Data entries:
════════════════════
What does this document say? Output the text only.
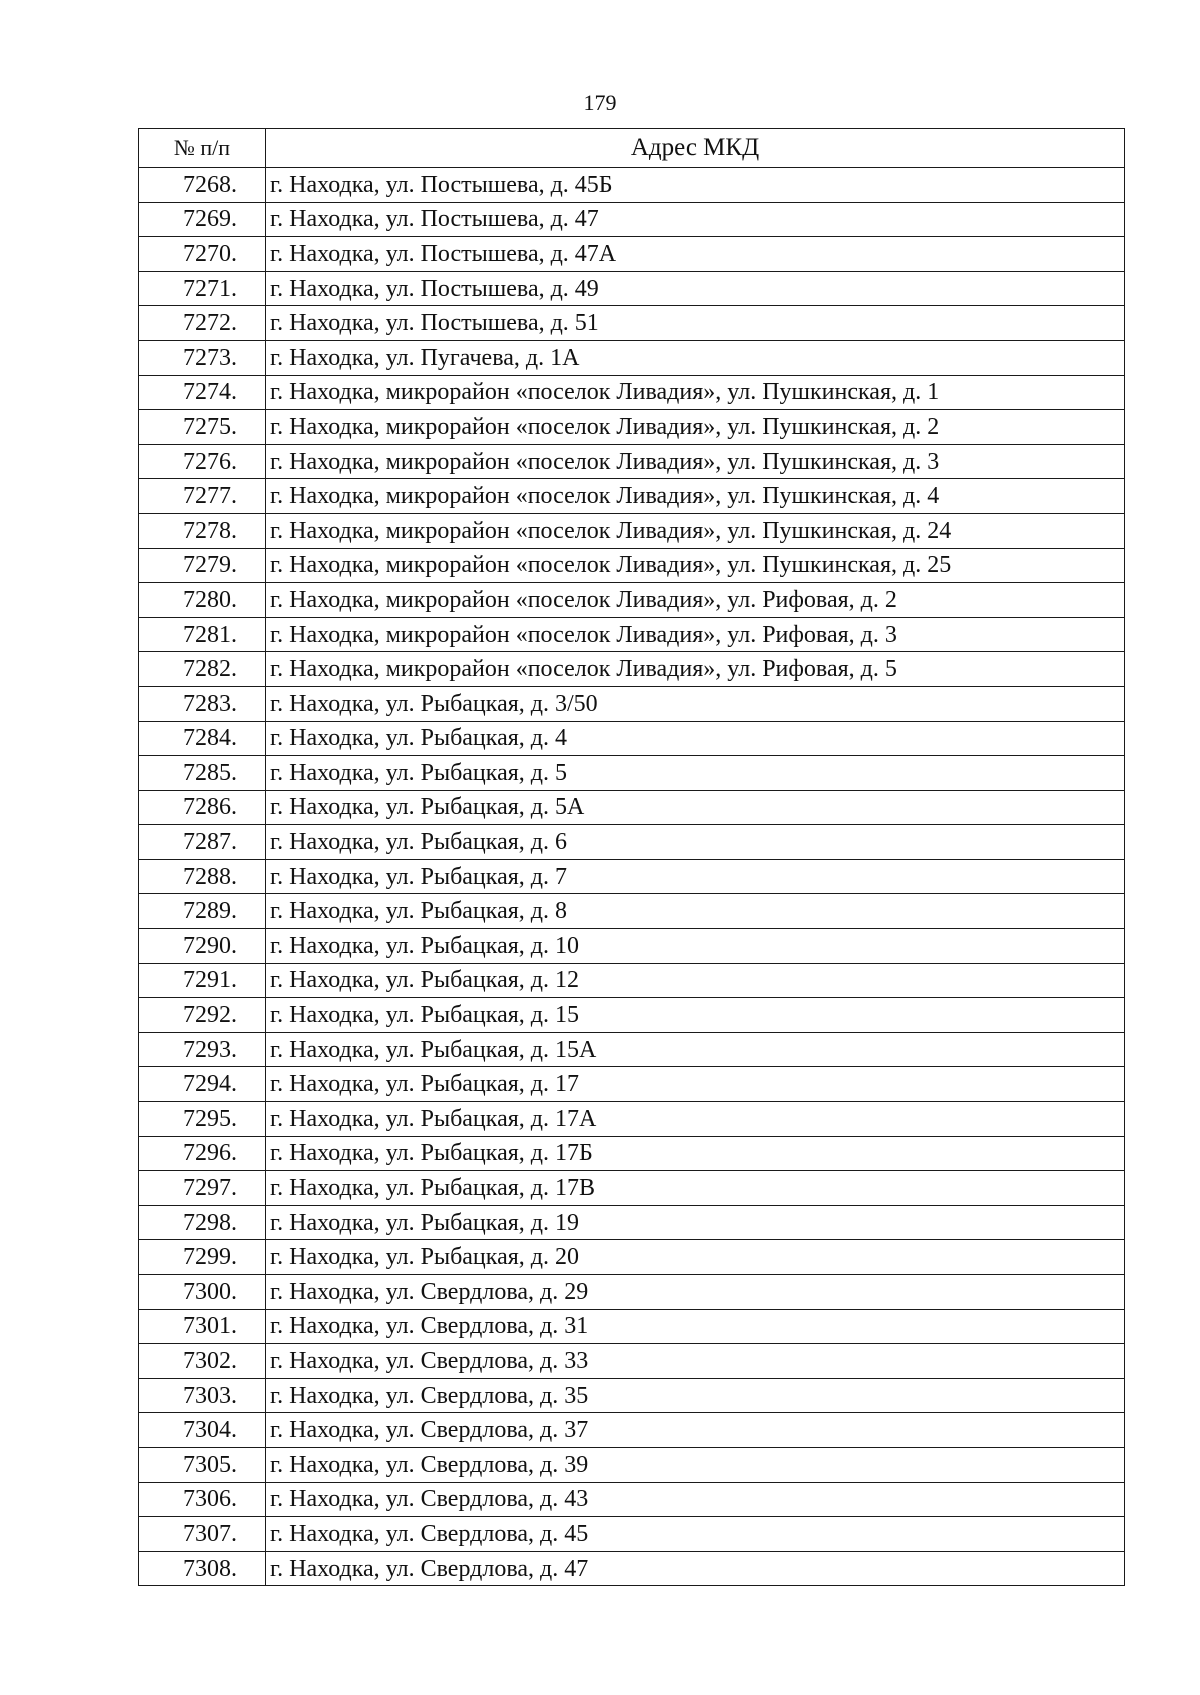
179
№ п/п	Адрес МКД
7268.	г. Находка, ул. Постышева, д. 45Б
7269.	г. Находка, ул. Постышева, д. 47
7270.	г. Находка, ул. Постышева, д. 47А
7271.	г. Находка, ул. Постышева, д. 49
7272.	г. Находка, ул. Постышева, д. 51
7273.	г. Находка, ул. Пугачева, д. 1А
7274.	г. Находка, микрорайон «поселок Ливадия», ул. Пушкинская, д. 1
7275.	г. Находка, микрорайон «поселок Ливадия», ул. Пушкинская, д. 2
7276.	г. Находка, микрорайон «поселок Ливадия», ул. Пушкинская, д. 3
7277.	г. Находка, микрорайон «поселок Ливадия», ул. Пушкинская, д. 4
7278.	г. Находка, микрорайон «поселок Ливадия», ул. Пушкинская, д. 24
7279.	г. Находка, микрорайон «поселок Ливадия», ул. Пушкинская, д. 25
7280.	г. Находка, микрорайон «поселок Ливадия», ул. Рифовая, д. 2
7281.	г. Находка, микрорайон «поселок Ливадия», ул. Рифовая, д. 3
7282.	г. Находка, микрорайон «поселок Ливадия», ул. Рифовая, д. 5
7283.	г. Находка, ул. Рыбацкая, д. 3/50
7284.	г. Находка, ул. Рыбацкая, д. 4
7285.	г. Находка, ул. Рыбацкая, д. 5
7286.	г. Находка, ул. Рыбацкая, д. 5А
7287.	г. Находка, ул. Рыбацкая, д. 6
7288.	г. Находка, ул. Рыбацкая, д. 7
7289.	г. Находка, ул. Рыбацкая, д. 8
7290.	г. Находка, ул. Рыбацкая, д. 10
7291.	г. Находка, ул. Рыбацкая, д. 12
7292.	г. Находка, ул. Рыбацкая, д. 15
7293.	г. Находка, ул. Рыбацкая, д. 15А
7294.	г. Находка, ул. Рыбацкая, д. 17
7295.	г. Находка, ул. Рыбацкая, д. 17А
7296.	г. Находка, ул. Рыбацкая, д. 17Б
7297.	г. Находка, ул. Рыбацкая, д. 17В
7298.	г. Находка, ул. Рыбацкая, д. 19
7299.	г. Находка, ул. Рыбацкая, д. 20
7300.	г. Находка, ул. Свердлова, д. 29
7301.	г. Находка, ул. Свердлова, д. 31
7302.	г. Находка, ул. Свердлова, д. 33
7303.	г. Находка, ул. Свердлова, д. 35
7304.	г. Находка, ул. Свердлова, д. 37
7305.	г. Находка, ул. Свердлова, д. 39
7306.	г. Находка, ул. Свердлова, д. 43
7307.	г. Находка, ул. Свердлова, д. 45
7308.	г. Находка, ул. Свердлова, д. 47
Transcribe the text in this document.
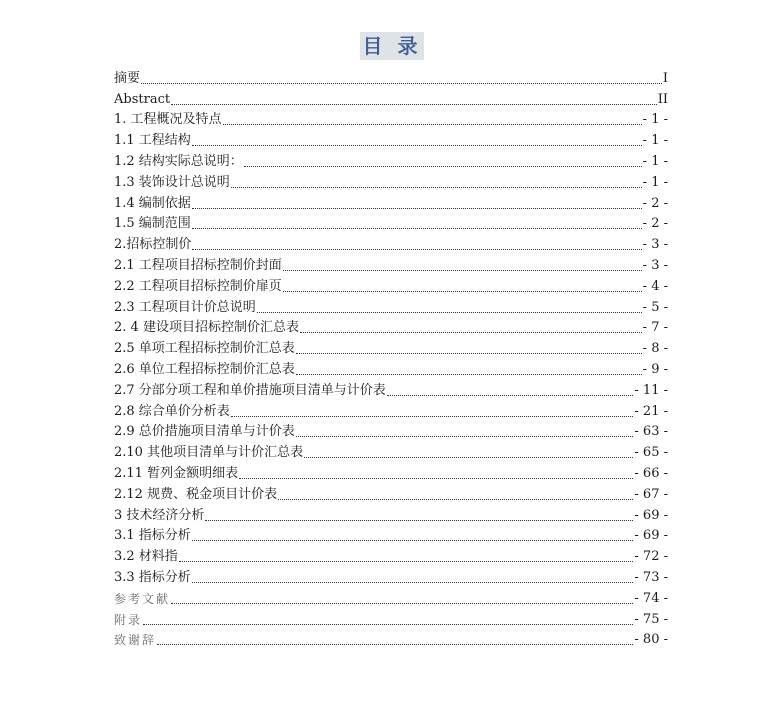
目 录
摘要	I
Abstract	II
1. 工程概况及特点	- 1 -
1.1 工程结构	- 1 -
1.2 结构实际总说明：	- 1 -
1.3 装饰设计总说明	- 1 -
1.4 编制依据	- 2 -
1.5 编制范围	- 2 -
2.招标控制价	- 3 -
2.1 工程项目招标控制价封面	- 3 -
2.2 工程项目招标控制价扉页	- 4 -
2.3 工程项目计价总说明	- 5 -
2. 4 建设项目招标控制价汇总表	- 7 -
2.5 单项工程招标控制价汇总表	- 8 -
2.6 单位工程招标控制价汇总表	- 9 -
2.7 分部分项工程和单价措施项目清单与计价表	- 11 -
2.8 综合单价分析表	- 21 -
2.9 总价措施项目清单与计价表	- 63 -
2.10 其他项目清单与计价汇总表	- 65 -
2.11 暂列金额明细表	- 66 -
2.12 规费、税金项目计价表	- 67 -
3 技术经济分析	- 69 -
3.1 指标分析	- 69 -
3.2 材料指	- 72 -
3.3 指标分析	- 73 -
参考文献	- 74 -
附录	- 75 -
致谢辞	- 80 -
════════════════════
Repeat the lines above exactly, and keep every picture out.

What does this document say? Output the text only.
179
№ п/п	Адрес МКД
7268.	г. Находка, ул. Постышева, д. 45Б
7269.	г. Находка, ул. Постышева, д. 47
7270.	г. Находка, ул. Постышева, д. 47А
7271.	г. Находка, ул. Постышева, д. 49
7272.	г. Находка, ул. Постышева, д. 51
7273.	г. Находка, ул. Пугачева, д. 1А
7274.	г. Находка, микрорайон «поселок Ливадия», ул. Пушкинская, д. 1
7275.	г. Находка, микрорайон «поселок Ливадия», ул. Пушкинская, д. 2
7276.	г. Находка, микрорайон «поселок Ливадия», ул. Пушкинская, д. 3
7277.	г. Находка, микрорайон «поселок Ливадия», ул. Пушкинская, д. 4
7278.	г. Находка, микрорайон «поселок Ливадия», ул. Пушкинская, д. 24
7279.	г. Находка, микрорайон «поселок Ливадия», ул. Пушкинская, д. 25
7280.	г. Находка, микрорайон «поселок Ливадия», ул. Рифовая, д. 2
7281.	г. Находка, микрорайон «поселок Ливадия», ул. Рифовая, д. 3
7282.	г. Находка, микрорайон «поселок Ливадия», ул. Рифовая, д. 5
7283.	г. Находка, ул. Рыбацкая, д. 3/50
7284.	г. Находка, ул. Рыбацкая, д. 4
7285.	г. Находка, ул. Рыбацкая, д. 5
7286.	г. Находка, ул. Рыбацкая, д. 5А
7287.	г. Находка, ул. Рыбацкая, д. 6
7288.	г. Находка, ул. Рыбацкая, д. 7
7289.	г. Находка, ул. Рыбацкая, д. 8
7290.	г. Находка, ул. Рыбацкая, д. 10
7291.	г. Находка, ул. Рыбацкая, д. 12
7292.	г. Находка, ул. Рыбацкая, д. 15
7293.	г. Находка, ул. Рыбацкая, д. 15А
7294.	г. Находка, ул. Рыбацкая, д. 17
7295.	г. Находка, ул. Рыбацкая, д. 17А
7296.	г. Находка, ул. Рыбацкая, д. 17Б
7297.	г. Находка, ул. Рыбацкая, д. 17В
7298.	г. Находка, ул. Рыбацкая, д. 19
7299.	г. Находка, ул. Рыбацкая, д. 20
7300.	г. Находка, ул. Свердлова, д. 29
7301.	г. Находка, ул. Свердлова, д. 31
7302.	г. Находка, ул. Свердлова, д. 33
7303.	г. Находка, ул. Свердлова, д. 35
7304.	г. Находка, ул. Свердлова, д. 37
7305.	г. Находка, ул. Свердлова, д. 39
7306.	г. Находка, ул. Свердлова, д. 43
7307.	г. Находка, ул. Свердлова, д. 45
7308.	г. Находка, ул. Свердлова, д. 47
Transcribe the text in this document.
目 录
摘要	I
Abstract	II
1. 工程概况及特点	- 1 -
1.1 工程结构	- 1 -
1.2 结构实际总说明：	- 1 -
1.3 装饰设计总说明	- 1 -
1.4 编制依据	- 2 -
1.5 编制范围	- 2 -
2.招标控制价	- 3 -
2.1 工程项目招标控制价封面	- 3 -
2.2 工程项目招标控制价扉页	- 4 -
2.3 工程项目计价总说明	- 5 -
2. 4 建设项目招标控制价汇总表	- 7 -
2.5 单项工程招标控制价汇总表	- 8 -
2.6 单位工程招标控制价汇总表	- 9 -
2.7 分部分项工程和单价措施项目清单与计价表	- 11 -
2.8 综合单价分析表	- 21 -
2.9 总价措施项目清单与计价表	- 63 -
2.10 其他项目清单与计价汇总表	- 65 -
2.11 暂列金额明细表	- 66 -
2.12 规费、税金项目计价表	- 67 -
3 技术经济分析	- 69 -
3.1 指标分析	- 69 -
3.2 材料指	- 72 -
3.3 指标分析	- 73 -
参考文献	- 74 -
附录	- 75 -
致谢辞	- 80 -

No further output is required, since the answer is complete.